### Prompt 1
From the God Key passage, write out the part that begins at the words "In most corporate" and stops after the words "and black hat.".
### Prompt 2
According to the God Key passage, who do managers give the God Keys to when a job must get done in a hurry?
### Prompt 3
For each statement, say whether it agrees with the God Key passage and quote the words that decide it. (a) In IT, the most skilled operator is also the most trustworthy. (b) Some of the best young technical people are self taught. (c) These people are called only black hat hackers.

### Document section
══════════════════════════════

In most corporate settings I’ve been in, it’s been a naturally occurring event to see smart young technically adept individuals being given ready access to the God Key of corporate systems and networks. Much of advanced technology is tamed by young people who are fresh out of school with the latest knowledge and techniques. Sometimes the best ones are self taught and nerdy renegades answering to the siren call of large paychecks for performing tasks they would do for free on their own time just for the hell of it. We sometimes call these people hackers both white hat and black hat.

The most frustrating thing about this situation is the quandary that managers are facing when pressed for time and talent in a crisis: who do you give the God Keys to so the job can get done in a hurry? You give it to the most skilled operator. In the world of IT, the most skilled does not correlate to the most experienced, the most knowledgeable, the most seasoned, nor the most trustworthy. The operator who is given the God Key may have been deemed trustworthy at one point but that trust may have changed over time. How is an institution supposed to measure that? How do they keep track of that? What if the operator hides the fact to his employer that he cannot be trusted anymore?

══════════════════════════════

### Available data

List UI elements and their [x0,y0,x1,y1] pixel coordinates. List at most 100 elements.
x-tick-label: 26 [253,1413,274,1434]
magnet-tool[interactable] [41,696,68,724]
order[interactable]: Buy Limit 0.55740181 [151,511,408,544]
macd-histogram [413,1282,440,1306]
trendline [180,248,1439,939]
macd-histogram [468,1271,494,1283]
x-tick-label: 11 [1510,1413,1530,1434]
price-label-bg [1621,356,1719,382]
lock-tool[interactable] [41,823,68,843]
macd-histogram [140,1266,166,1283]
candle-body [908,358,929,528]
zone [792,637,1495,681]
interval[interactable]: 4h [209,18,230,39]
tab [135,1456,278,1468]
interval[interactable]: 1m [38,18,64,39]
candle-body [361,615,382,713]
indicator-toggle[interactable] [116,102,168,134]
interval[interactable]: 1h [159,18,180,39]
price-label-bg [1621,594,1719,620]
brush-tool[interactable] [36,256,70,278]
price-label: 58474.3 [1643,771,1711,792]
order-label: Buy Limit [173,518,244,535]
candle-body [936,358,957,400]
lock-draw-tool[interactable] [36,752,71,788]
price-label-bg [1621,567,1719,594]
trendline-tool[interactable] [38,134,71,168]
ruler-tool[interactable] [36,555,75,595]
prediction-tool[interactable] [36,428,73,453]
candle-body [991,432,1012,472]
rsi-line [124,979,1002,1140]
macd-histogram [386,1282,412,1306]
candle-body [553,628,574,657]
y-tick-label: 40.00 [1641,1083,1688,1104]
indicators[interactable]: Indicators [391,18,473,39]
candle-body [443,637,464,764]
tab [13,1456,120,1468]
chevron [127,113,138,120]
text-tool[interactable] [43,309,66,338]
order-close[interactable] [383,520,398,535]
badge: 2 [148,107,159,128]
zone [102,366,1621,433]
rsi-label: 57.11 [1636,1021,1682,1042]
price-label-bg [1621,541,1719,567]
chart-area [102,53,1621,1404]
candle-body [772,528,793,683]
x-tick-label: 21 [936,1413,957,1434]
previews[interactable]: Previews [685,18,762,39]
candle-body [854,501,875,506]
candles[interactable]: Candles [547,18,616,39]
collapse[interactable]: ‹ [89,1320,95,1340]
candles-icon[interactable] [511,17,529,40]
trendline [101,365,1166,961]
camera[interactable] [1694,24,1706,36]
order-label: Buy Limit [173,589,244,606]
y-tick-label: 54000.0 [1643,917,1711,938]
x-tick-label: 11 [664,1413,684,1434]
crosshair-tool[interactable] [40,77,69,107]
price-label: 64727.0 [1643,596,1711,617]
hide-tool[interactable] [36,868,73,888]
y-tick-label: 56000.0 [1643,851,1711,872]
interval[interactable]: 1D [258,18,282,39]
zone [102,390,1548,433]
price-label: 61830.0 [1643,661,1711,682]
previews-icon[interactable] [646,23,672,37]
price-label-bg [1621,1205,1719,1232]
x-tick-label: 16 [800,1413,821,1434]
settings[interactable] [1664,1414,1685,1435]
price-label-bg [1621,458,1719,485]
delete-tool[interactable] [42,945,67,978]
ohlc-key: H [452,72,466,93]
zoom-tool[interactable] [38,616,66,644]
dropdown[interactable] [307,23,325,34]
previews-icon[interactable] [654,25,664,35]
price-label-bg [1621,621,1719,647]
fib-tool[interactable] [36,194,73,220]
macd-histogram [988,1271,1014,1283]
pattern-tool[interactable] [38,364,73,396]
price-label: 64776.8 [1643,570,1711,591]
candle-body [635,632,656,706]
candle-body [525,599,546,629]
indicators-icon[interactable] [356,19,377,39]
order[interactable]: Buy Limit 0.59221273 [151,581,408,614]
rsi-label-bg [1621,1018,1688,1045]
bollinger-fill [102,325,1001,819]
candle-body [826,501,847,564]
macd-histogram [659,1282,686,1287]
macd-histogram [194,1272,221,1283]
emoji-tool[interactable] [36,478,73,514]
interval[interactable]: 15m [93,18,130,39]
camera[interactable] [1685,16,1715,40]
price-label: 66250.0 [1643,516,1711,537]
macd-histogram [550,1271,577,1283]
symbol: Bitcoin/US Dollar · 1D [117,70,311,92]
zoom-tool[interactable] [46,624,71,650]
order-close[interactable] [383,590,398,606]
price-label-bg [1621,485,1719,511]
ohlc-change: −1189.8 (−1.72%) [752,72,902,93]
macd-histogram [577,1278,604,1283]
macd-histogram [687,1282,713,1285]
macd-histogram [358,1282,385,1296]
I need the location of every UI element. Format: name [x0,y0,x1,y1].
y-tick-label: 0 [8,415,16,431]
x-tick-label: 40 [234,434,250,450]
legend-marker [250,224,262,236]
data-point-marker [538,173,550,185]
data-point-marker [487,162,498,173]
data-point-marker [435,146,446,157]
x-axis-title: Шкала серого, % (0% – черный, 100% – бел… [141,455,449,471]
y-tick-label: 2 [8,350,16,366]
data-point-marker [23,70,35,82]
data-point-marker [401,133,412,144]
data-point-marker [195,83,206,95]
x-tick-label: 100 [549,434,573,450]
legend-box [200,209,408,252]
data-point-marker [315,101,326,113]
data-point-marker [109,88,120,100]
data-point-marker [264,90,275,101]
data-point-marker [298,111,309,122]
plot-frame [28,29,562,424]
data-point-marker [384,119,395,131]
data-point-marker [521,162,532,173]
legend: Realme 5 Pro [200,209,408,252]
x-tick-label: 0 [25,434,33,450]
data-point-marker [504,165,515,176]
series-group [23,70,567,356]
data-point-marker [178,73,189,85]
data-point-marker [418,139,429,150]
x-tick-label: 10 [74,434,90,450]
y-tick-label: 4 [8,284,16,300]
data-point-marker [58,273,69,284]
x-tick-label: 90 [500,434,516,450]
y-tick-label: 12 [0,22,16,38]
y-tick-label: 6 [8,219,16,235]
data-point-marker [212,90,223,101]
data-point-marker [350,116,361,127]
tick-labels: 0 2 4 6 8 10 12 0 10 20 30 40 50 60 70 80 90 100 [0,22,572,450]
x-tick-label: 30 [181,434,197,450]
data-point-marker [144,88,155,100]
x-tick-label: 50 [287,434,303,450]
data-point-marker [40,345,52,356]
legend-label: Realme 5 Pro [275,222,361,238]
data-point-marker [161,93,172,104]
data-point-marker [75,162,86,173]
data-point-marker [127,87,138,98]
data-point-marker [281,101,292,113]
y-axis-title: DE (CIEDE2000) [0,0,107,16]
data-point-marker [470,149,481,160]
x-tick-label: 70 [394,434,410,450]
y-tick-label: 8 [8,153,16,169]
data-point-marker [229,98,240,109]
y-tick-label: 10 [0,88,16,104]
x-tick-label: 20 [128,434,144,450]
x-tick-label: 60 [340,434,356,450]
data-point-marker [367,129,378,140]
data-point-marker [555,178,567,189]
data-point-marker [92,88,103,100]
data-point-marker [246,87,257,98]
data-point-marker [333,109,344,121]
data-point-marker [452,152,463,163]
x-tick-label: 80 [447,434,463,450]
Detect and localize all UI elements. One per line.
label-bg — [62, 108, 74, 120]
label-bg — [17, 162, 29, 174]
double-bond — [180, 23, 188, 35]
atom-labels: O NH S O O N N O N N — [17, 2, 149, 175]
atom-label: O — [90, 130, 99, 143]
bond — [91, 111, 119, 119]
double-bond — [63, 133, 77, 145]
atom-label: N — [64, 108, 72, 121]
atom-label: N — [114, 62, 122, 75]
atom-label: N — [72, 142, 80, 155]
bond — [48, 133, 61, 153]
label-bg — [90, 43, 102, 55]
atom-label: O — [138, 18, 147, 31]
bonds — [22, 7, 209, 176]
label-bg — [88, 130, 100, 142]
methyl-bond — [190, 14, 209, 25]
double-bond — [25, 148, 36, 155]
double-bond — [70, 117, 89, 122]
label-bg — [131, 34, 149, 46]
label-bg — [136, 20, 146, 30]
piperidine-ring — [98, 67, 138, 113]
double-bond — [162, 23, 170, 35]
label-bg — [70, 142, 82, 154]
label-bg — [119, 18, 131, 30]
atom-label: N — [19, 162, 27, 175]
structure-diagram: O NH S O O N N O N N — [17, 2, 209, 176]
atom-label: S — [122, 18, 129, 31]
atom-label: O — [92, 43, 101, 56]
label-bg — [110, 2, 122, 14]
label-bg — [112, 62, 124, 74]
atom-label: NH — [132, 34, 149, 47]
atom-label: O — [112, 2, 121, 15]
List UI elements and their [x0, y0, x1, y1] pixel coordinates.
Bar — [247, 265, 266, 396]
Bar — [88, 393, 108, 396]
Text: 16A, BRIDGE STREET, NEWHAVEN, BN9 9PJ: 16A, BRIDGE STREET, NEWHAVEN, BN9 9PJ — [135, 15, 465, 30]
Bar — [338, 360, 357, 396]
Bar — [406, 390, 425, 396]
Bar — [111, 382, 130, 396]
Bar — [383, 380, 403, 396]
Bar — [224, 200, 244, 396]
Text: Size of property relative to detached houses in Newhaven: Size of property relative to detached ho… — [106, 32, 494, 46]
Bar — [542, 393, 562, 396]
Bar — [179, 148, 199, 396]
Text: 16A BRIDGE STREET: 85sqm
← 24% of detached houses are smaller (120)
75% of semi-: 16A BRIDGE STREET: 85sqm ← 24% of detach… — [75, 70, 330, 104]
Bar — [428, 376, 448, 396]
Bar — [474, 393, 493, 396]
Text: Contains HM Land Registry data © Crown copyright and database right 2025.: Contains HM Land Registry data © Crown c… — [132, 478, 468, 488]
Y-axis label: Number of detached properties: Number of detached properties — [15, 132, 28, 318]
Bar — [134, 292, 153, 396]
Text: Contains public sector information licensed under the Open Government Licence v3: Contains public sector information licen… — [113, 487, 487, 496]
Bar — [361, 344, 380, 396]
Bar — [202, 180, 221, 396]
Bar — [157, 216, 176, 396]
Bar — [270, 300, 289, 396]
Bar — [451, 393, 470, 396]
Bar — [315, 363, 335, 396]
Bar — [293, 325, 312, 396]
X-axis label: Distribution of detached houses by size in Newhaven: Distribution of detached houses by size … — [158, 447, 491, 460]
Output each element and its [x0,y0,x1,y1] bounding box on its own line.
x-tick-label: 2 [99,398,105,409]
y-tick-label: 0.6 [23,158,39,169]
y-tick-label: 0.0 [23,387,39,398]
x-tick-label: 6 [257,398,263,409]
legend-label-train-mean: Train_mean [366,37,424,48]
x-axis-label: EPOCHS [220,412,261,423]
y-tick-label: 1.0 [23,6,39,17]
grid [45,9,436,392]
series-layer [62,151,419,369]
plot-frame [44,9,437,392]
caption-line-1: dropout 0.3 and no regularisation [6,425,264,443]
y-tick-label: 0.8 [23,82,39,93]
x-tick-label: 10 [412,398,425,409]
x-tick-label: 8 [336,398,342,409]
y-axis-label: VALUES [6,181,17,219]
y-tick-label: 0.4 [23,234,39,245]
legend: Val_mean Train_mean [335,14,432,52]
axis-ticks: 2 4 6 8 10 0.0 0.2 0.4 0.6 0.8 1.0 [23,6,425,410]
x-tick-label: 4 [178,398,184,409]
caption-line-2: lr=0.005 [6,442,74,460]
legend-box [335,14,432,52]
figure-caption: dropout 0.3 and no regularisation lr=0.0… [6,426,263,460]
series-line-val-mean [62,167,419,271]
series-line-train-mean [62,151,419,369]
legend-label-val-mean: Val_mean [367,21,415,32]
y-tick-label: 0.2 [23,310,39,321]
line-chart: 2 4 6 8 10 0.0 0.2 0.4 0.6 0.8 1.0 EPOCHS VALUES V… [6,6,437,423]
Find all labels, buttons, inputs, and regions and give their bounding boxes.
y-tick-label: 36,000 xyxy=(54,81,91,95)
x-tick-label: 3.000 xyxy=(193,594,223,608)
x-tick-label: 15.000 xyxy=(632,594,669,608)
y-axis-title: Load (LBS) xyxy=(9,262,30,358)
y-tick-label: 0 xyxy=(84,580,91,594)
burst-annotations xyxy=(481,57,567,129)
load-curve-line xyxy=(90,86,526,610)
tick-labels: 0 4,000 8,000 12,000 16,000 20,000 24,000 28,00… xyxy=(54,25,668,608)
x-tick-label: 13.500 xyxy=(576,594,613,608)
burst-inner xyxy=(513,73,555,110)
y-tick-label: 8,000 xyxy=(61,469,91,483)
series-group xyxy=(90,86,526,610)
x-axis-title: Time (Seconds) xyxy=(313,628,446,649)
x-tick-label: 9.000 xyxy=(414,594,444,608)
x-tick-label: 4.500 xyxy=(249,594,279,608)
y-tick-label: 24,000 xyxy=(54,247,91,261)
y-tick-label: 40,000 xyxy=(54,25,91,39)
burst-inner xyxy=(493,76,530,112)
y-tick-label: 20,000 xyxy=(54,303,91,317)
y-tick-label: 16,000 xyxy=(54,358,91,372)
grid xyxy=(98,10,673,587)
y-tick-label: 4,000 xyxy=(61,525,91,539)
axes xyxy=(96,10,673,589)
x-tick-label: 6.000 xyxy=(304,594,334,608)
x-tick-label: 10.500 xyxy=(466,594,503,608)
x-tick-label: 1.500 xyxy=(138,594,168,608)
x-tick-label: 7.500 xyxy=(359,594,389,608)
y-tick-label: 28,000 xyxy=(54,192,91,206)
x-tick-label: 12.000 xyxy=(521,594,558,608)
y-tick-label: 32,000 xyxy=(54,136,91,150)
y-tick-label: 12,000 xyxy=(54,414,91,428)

══════════════════════════════

### Output 1
In most corporate settings I’ve been in, it’s been a naturally occurring event to see smart young technically adept individuals being given ready access to the God Key of corporate systems and networks. Much of advanced technology is tamed by young people who are fresh out of school with the latest knowledge and techniques. Sometimes the best ones are self taught and nerdy renegades answering to the siren call of large paychecks for performing tasks they would do for free on their own time just for the hell of it. We sometimes call these people hackers both white hat and black hat.

### Output 2
They give them to the most skilled operator.

### Output 3
(a) No: "the most skilled does not correlate to the most experienced, the most knowledgeable, the most seasoned, nor the most trustworthy."
(b) Yes: "Sometimes the best ones are self taught"
(c) No: "We sometimes call these people hackers both white hat and black hat."